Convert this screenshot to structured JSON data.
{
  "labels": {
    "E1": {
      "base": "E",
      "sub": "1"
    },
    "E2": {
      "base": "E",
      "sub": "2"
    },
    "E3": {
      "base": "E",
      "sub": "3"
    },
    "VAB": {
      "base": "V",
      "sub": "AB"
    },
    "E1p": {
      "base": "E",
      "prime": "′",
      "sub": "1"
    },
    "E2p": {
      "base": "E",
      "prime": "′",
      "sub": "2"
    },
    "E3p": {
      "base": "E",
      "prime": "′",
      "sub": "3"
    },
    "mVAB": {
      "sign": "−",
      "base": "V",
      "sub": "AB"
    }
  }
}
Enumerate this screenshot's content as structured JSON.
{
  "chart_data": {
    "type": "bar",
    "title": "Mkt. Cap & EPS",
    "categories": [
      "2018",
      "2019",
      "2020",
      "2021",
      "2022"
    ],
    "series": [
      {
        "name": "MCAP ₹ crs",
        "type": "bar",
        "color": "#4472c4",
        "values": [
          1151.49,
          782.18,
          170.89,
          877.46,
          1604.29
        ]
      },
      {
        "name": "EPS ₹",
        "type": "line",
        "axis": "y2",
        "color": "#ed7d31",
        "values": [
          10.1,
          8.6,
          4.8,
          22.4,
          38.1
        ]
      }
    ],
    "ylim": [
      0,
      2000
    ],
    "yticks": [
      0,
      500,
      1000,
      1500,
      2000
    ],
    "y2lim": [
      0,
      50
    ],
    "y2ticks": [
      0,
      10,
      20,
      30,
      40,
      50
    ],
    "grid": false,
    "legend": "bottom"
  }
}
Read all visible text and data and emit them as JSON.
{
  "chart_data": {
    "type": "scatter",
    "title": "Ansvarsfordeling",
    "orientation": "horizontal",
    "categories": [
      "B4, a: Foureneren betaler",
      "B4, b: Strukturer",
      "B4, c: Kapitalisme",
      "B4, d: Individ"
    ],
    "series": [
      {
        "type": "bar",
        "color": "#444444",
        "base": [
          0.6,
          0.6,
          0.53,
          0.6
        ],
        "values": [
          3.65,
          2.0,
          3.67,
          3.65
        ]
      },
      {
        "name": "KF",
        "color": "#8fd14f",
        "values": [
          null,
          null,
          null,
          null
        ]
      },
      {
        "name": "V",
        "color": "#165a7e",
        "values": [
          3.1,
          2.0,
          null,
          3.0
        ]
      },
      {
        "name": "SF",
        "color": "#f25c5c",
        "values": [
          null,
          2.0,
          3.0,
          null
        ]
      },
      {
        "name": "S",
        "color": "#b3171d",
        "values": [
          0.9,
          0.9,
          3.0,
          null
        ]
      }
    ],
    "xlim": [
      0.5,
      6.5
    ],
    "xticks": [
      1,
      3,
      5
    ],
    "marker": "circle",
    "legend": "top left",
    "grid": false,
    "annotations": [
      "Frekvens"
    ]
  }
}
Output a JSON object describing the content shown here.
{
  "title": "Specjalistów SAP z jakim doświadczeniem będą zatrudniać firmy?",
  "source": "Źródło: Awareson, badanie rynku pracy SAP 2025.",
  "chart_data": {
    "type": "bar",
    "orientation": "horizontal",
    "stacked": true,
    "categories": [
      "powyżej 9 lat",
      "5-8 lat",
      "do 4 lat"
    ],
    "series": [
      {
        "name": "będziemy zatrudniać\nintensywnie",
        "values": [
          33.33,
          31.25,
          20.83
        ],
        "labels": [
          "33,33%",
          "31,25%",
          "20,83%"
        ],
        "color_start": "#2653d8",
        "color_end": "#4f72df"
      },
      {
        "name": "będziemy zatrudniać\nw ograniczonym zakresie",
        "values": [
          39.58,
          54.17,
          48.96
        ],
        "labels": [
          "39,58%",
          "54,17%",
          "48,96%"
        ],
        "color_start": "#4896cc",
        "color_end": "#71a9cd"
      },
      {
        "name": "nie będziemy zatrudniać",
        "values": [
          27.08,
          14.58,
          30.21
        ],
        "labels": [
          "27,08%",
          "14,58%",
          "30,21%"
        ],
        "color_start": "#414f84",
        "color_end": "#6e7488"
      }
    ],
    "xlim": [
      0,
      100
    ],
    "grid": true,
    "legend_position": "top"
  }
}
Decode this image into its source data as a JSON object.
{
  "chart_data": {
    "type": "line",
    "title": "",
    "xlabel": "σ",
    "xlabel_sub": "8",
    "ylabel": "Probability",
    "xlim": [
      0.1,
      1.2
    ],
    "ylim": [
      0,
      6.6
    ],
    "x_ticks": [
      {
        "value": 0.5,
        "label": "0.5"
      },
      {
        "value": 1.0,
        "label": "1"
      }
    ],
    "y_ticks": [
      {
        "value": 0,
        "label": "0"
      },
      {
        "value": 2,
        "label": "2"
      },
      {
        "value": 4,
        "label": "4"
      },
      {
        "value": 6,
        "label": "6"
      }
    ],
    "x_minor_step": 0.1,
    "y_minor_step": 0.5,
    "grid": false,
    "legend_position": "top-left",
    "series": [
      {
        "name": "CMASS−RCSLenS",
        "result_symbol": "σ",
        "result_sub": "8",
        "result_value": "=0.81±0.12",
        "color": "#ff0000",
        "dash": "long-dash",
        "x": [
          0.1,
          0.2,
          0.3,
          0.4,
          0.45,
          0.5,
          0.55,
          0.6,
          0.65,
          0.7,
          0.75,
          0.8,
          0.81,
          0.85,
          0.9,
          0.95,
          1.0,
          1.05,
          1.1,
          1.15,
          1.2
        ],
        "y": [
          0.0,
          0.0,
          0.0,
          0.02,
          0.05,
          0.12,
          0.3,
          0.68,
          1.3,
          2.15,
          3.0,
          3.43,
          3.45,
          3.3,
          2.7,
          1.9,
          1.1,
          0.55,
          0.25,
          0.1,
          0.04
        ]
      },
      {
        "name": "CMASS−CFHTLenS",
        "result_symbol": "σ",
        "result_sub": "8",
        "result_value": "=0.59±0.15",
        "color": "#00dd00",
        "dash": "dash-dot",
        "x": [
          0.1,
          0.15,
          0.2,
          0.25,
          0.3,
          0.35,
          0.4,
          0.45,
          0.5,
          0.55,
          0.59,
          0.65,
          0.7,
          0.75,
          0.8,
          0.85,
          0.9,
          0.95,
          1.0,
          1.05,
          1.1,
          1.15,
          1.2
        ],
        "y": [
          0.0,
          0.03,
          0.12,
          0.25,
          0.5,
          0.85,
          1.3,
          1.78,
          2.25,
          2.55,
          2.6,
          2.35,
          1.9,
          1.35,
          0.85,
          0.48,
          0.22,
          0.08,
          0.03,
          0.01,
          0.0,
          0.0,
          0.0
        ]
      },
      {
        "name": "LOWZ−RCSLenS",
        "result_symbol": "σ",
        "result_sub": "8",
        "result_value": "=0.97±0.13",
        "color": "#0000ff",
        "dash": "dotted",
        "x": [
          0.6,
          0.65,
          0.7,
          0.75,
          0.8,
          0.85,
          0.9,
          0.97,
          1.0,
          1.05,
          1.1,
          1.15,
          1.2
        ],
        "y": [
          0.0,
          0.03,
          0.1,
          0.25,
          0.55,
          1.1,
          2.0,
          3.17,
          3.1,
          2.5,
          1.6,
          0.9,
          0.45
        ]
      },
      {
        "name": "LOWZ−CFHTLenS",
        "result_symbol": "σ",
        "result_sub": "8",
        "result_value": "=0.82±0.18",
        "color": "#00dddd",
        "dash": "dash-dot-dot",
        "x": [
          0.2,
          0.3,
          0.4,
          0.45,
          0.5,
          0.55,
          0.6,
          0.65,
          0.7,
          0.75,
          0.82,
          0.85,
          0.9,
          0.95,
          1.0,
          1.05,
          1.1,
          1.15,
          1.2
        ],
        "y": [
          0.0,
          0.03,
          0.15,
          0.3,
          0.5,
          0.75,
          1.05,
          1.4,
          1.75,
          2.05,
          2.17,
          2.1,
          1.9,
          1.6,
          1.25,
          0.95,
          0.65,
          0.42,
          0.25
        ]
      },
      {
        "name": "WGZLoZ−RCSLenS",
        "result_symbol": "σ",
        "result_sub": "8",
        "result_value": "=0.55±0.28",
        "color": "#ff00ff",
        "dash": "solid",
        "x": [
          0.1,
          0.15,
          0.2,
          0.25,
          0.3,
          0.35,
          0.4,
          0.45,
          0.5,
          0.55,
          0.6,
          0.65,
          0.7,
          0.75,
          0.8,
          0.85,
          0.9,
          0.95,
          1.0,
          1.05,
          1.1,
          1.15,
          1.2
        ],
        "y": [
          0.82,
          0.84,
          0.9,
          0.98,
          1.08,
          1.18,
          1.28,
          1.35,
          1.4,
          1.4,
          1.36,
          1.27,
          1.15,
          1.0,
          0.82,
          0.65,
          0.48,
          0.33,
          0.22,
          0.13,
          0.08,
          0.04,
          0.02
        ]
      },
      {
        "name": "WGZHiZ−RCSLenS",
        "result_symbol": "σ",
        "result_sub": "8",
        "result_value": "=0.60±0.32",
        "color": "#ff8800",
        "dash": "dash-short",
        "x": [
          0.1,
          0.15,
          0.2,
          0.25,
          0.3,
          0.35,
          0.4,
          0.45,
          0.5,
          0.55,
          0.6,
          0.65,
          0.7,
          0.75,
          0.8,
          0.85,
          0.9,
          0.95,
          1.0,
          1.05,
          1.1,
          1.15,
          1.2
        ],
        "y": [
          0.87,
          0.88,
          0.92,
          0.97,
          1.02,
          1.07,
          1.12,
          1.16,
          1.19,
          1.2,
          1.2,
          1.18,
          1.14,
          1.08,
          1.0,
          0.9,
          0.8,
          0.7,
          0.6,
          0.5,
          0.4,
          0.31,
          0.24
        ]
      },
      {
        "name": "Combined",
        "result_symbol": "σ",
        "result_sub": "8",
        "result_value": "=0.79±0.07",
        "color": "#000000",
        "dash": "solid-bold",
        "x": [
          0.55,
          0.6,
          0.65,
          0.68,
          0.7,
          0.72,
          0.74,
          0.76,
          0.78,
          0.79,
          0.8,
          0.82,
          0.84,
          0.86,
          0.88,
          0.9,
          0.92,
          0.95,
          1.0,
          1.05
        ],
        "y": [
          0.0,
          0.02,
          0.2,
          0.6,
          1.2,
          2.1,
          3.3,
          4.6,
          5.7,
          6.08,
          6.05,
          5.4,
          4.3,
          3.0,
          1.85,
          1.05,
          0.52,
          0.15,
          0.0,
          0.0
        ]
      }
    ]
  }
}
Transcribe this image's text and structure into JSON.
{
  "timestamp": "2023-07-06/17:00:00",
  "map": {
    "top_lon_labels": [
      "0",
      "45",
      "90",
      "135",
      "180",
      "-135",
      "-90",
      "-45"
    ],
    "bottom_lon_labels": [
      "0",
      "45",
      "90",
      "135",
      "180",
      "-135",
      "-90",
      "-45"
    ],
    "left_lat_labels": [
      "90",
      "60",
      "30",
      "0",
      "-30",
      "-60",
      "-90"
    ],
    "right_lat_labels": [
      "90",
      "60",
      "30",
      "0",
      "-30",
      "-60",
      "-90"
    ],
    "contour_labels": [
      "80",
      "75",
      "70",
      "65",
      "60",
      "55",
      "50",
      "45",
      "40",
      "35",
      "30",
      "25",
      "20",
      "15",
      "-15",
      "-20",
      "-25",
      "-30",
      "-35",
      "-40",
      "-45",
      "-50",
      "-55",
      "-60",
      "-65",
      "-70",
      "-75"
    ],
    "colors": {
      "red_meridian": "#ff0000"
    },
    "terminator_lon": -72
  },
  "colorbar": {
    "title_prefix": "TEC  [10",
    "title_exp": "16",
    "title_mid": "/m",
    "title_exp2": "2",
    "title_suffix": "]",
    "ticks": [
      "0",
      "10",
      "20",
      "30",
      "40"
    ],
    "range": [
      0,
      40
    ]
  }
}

____________________

Filter out every line that lacks the word "source", and copy the rest.

**Response to the exercise**.
  "source": "Źródło: Awareson, badanie rynku pracy SAP 2025.",
Decode this image into its source data as a JSON object.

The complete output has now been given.